THE PROBLEM
Without the pictures, set down every line of the data exactly.

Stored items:

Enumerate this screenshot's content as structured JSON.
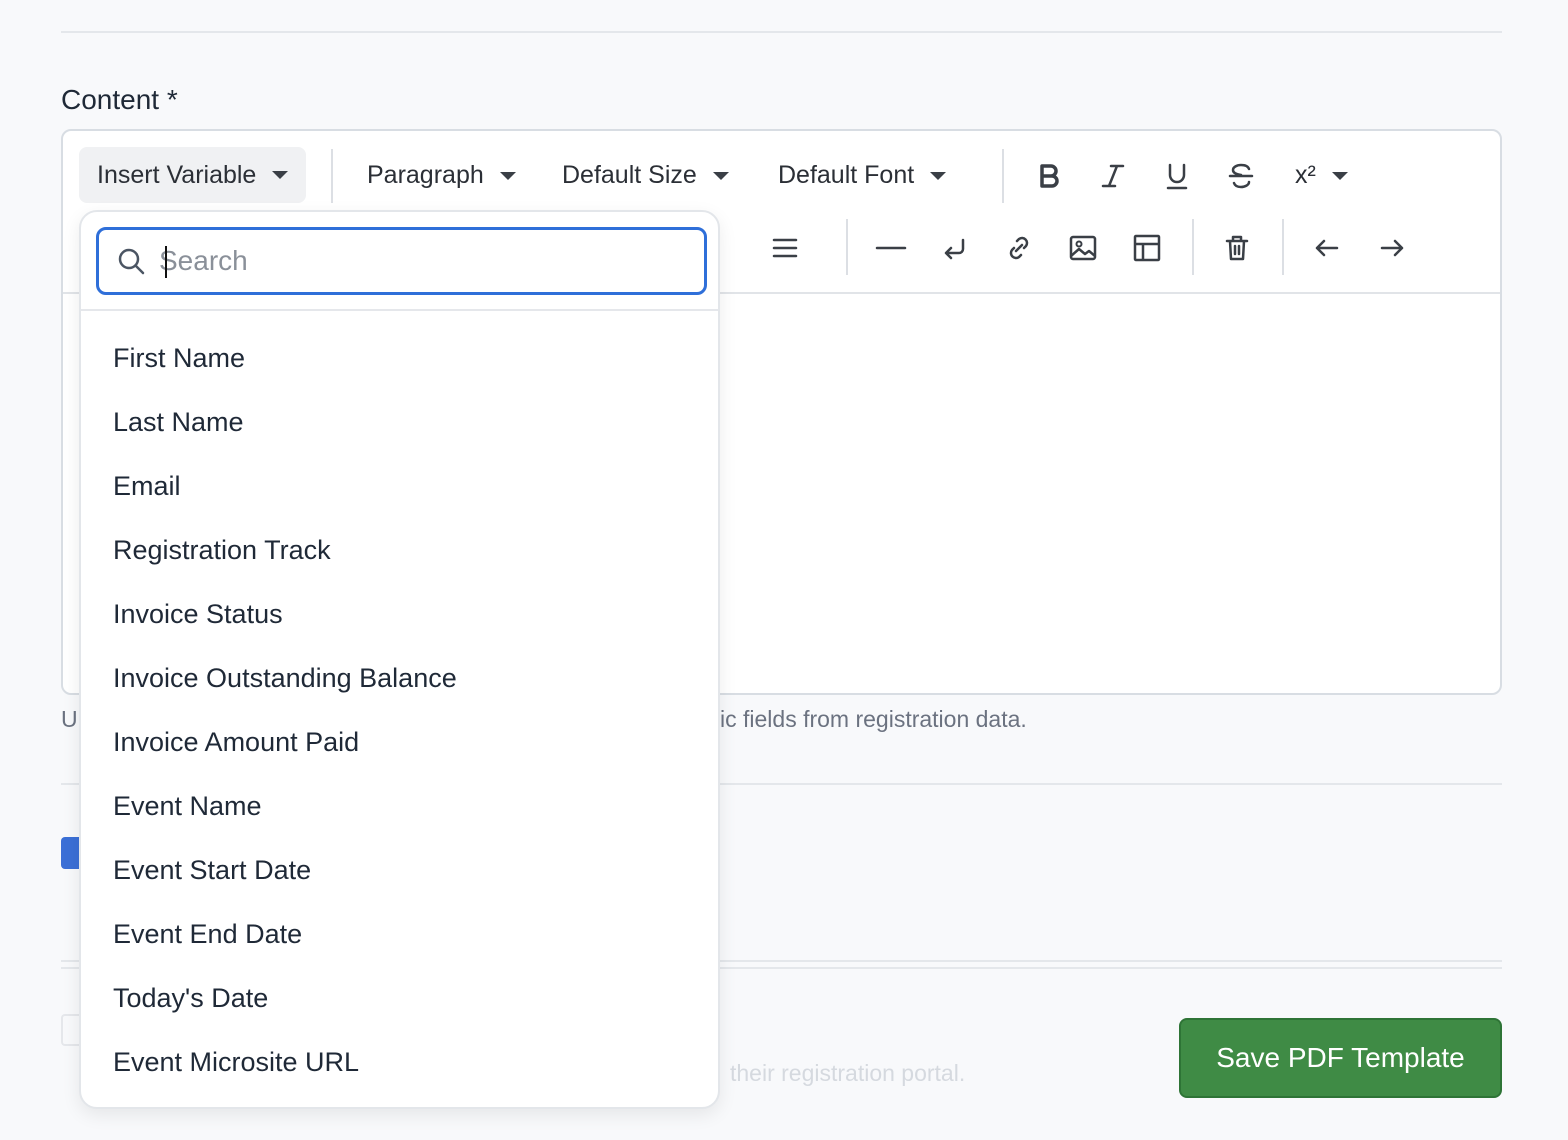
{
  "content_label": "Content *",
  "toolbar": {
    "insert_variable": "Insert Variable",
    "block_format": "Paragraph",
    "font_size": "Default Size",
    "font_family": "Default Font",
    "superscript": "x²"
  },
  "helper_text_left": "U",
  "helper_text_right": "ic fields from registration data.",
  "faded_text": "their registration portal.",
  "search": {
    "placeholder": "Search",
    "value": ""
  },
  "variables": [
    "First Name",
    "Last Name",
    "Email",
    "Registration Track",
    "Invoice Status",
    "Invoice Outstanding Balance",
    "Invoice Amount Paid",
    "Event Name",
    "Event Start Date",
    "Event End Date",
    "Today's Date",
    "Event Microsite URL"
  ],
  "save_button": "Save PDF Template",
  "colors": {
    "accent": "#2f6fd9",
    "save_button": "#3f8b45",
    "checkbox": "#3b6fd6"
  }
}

THE REPLY
Enumerate this screenshot's content as structured JSON.
{
  "content_label": "Content *",
  "toolbar": {
    "insert_variable": "Insert Variable",
    "block_format": "Paragraph",
    "font_size": "Default Size",
    "font_family": "Default Font",
    "superscript": "x²"
  },
  "helper_text_left": "U",
  "helper_text_right": "ic fields from registration data.",
  "faded_text": "their registration portal.",
  "search": {
    "placeholder": "Search",
    "value": ""
  },
  "variables": [
    "First Name",
    "Last Name",
    "Email",
    "Registration Track",
    "Invoice Status",
    "Invoice Outstanding Balance",
    "Invoice Amount Paid",
    "Event Name",
    "Event Start Date",
    "Event End Date",
    "Today's Date",
    "Event Microsite URL"
  ],
  "save_button": "Save PDF Template",
  "colors": {
    "accent": "#2f6fd9",
    "save_button": "#3f8b45",
    "checkbox": "#3b6fd6"
  }
}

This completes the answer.